Output the lines that follow exactly as they are.

_Lines of data_:
>> Begin

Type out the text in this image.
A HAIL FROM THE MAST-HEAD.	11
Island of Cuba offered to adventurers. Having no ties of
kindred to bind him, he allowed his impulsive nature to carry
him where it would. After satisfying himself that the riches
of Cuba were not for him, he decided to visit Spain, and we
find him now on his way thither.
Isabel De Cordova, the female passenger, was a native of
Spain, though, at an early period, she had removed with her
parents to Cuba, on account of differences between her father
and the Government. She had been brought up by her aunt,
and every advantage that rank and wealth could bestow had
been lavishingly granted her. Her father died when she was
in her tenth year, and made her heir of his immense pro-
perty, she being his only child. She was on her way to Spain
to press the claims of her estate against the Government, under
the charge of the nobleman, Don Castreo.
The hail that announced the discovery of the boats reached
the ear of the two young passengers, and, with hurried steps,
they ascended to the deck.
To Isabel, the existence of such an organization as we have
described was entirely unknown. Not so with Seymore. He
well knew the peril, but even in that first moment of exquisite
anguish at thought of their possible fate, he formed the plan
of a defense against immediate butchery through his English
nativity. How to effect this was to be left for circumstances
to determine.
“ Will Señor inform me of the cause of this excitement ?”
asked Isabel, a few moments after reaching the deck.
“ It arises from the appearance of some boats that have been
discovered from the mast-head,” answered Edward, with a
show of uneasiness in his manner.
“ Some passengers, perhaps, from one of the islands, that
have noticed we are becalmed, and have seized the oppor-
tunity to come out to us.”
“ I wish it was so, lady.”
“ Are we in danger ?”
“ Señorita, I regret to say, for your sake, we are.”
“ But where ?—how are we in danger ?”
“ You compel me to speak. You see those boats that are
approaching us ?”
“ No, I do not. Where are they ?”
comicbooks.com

>> End

_Output of the task_:
Type out the text in this image.
A HAIL FROM THE MAST-HEAD.	11
Island of Cuba offered to adventurers. Having no ties of
kindred to bind him, he allowed his impulsive nature to carry
him where it would. After satisfying himself that the riches
of Cuba were not for him, he decided to visit Spain, and we
find him now on his way thither.
Isabel De Cordova, the female passenger, was a native of
Spain, though, at an early period, she had removed with her
parents to Cuba, on account of differences between her father
and the Government. She had been brought up by her aunt,
and every advantage that rank and wealth could bestow had
been lavishingly granted her. Her father died when she was
in her tenth year, and made her heir of his immense pro-
perty, she being his only child. She was on her way to Spain
to press the claims of her estate against the Government, under
the charge of the nobleman, Don Castreo.
The hail that announced the discovery of the boats reached
the ear of the two young passengers, and, with hurried steps,
they ascended to the deck.
To Isabel, the existence of such an organization as we have
described was entirely unknown. Not so with Seymore. He
well knew the peril, but even in that first moment of exquisite
anguish at thought of their possible fate, he formed the plan
of a defense against immediate butchery through his English
nativity. How to effect this was to be left for circumstances
to determine.
“ Will Señor inform me of the cause of this excitement ?”
asked Isabel, a few moments after reaching the deck.
“ It arises from the appearance of some boats that have been
discovered from the mast-head,” answered Edward, with a
show of uneasiness in his manner.
“ Some passengers, perhaps, from one of the islands, that
have noticed we are becalmed, and have seized the oppor-
tunity to come out to us.”
“ I wish it was so, lady.”
“ Are we in danger ?”
“ Señorita, I regret to say, for your sake, we are.”
“ But where ?—how are we in danger ?”
“ You compel me to speak. You see those boats that are
approaching us ?”
“ No, I do not. Where are they ?”
comicbooks.com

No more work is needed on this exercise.